Texto em estudo
┌──
A manhã desta segunda-feira (10) foi marcada por protestos intensos em Manaus. Centenas de motociclistas que atuam por meio de plataformas digitais se concentraram em frente à Câmara Municipal para se manifestar contra o Projeto de Lei nº 339/2025, de autoria do vereador Rodinei Ramos (Avante).
A proposta quer tornar obrigatório que apenas mototaxistas devidamente cadastrados possam operar nesses aplicativos, o que, segundo os manifestantes, ameaça a renda de milhares de trabalhadores informais.
O projeto altera a Lei Municipal nº 3.379/2024, de autoria do prefeito David Almeida (Avante), incluindo um novo artigo que obriga empresas como Uber e 99 a aceitarem somente profissionais regulamentados segundo normas locais.
Para os motociclistas de aplicativo, essa mudança pode representar a exclusão de boa parte da categoria, que não possui cadastro formal como mototaxista, mas encontra nas plataformas uma forma legítima de sustento.
Em nota publicada nas redes sociais, lideranças do setor afirmaram que a medida é arbitrária e prejudica quem depende do trabalho por aplicativo. "Não somos contra a regulamentação, mas queremos participação nas decisões que nos afetam diretamente", diz o comunicado. Os motociclistas também criticaram a falta de diálogo entre o poder público e os trabalhadores afetados pelo projeto.
Por outro lado, o vereador Rodinei Ramos argumenta que a medida busca promover mais segurança e responsabilidade no transporte por motocicleta.
Segundo ele, a proposta garantirá um ambiente mais justo aos profissionais regularizados e maior segurança aos usuários, ao exigir que os motoristas cumpram exigências legais e operem dentro das regras estabelecidas pelo município.
O protesto desta segunda-feira escancara o embate entre a necessidade de regulamentação e a preservação de empregos em tempos de economia informal crescente. O PL 339/2025 ainda será votado na Câmara Municipal, mas já provoca forte mobilização e promete gerar debates acalorados sobre o futuro do transporte por aplicativo na capital amazonense.
└──
Dados
┌──
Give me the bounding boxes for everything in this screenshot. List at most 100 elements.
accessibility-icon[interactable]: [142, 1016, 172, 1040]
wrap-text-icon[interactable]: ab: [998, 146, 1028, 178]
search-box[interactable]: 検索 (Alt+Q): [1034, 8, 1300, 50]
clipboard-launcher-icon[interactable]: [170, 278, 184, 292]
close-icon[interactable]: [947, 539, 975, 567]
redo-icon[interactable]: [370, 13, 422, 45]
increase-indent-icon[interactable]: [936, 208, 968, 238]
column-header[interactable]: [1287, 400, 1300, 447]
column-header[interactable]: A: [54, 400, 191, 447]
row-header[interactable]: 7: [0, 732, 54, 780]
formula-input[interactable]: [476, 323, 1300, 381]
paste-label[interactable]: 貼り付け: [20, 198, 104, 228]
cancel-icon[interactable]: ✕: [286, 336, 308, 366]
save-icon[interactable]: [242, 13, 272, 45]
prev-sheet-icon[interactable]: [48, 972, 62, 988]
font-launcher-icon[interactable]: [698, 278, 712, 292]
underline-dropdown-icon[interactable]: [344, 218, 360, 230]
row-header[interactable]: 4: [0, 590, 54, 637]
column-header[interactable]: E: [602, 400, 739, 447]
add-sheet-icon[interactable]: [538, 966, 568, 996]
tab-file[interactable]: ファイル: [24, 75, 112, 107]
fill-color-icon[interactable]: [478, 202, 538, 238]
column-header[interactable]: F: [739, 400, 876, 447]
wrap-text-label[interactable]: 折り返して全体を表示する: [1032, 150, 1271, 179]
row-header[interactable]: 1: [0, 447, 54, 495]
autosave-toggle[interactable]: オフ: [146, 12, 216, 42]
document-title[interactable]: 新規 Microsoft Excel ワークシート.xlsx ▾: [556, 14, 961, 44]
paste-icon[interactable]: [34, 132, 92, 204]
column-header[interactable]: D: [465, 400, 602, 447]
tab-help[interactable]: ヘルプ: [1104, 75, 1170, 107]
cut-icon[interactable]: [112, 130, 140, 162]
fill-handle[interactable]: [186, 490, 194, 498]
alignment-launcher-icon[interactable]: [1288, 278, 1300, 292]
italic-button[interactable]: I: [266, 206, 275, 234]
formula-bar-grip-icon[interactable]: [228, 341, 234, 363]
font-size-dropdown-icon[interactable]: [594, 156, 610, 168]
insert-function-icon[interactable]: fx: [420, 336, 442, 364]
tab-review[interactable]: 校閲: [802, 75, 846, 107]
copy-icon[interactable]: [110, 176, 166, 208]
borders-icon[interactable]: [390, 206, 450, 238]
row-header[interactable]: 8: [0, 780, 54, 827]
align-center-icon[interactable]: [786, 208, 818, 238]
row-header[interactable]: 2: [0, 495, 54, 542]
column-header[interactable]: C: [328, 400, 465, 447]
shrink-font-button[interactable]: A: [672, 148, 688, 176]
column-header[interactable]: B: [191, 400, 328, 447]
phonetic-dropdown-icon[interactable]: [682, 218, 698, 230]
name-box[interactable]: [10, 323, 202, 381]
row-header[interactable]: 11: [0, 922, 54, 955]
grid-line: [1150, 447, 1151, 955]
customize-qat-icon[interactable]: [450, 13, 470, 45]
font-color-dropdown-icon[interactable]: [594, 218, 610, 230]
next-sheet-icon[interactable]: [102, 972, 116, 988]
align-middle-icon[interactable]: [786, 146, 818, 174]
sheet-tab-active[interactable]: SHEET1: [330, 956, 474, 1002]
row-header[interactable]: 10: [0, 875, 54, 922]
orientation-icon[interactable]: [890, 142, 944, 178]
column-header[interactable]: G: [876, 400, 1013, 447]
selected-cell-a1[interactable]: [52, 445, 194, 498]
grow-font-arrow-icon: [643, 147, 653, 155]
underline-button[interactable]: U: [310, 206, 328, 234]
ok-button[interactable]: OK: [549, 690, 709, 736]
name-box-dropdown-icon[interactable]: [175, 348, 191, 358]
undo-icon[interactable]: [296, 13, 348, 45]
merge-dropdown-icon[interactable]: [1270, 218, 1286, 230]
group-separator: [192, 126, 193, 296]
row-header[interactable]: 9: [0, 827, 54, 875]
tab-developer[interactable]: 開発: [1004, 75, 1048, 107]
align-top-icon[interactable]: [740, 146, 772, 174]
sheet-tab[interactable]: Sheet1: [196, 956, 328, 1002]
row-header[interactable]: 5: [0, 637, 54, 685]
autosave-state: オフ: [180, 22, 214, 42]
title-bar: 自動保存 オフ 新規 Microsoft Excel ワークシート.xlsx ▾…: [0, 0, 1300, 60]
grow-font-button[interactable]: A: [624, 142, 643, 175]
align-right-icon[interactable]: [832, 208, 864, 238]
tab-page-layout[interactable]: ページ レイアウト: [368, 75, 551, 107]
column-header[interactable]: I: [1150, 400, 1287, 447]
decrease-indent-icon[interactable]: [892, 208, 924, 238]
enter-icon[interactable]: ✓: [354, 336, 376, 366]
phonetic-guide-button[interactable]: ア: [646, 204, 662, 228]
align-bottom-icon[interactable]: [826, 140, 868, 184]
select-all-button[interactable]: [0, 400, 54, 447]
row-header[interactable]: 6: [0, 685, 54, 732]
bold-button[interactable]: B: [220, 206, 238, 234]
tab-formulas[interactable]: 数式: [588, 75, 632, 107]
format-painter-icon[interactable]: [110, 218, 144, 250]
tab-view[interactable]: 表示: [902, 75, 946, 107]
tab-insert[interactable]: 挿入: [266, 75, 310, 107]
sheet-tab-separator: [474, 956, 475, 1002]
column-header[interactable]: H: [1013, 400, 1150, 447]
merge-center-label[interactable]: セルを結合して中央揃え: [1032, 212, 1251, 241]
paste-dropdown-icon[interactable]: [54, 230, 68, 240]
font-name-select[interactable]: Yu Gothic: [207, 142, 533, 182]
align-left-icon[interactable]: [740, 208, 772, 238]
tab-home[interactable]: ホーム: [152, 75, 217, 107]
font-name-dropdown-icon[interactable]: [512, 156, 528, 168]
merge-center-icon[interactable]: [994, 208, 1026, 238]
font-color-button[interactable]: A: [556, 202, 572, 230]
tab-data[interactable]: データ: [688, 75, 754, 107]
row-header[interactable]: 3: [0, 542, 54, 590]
└──
Tarefa A
Reproduza o trecho do texto sobre o protesto dos motociclistas que começa em "Segundo ele, a" e vai até "na capital amazonense.".
Tarefa B
No texto sobre o protesto dos motociclistas, resuma de forma mais curta o parágrafo que começa com "Em nota publicada nas redes sociais", mantendo seus fatos principais.

Resultado A
Segundo ele, a proposta garantirá um ambiente mais justo aos profissionais regularizados e maior segurança aos usuários, ao exigir que os motoristas cumpram exigências legais e operem dentro das regras estabelecidas pelo município.
O protesto desta segunda-feira escancara o embate entre a necessidade de regulamentação e a preservação de empregos em tempos de economia informal crescente. O PL 339/2025 ainda será votado na Câmara Municipal, mas já provoca forte mobilização e promete gerar debates acalorados sobre o futuro do transporte por aplicativo na capital amazonense.

Resultado B
Em nota nas redes sociais, lideranças do setor chamaram a medida de arbitrária e disseram que ela prejudica quem depende do trabalho por aplicativo. Afirmaram não ser contra a regulamentação, mas querem participar das decisões que os afetam diretamente. Também criticaram a falta de diálogo entre o poder público e os trabalhadores atingidos pelo projeto.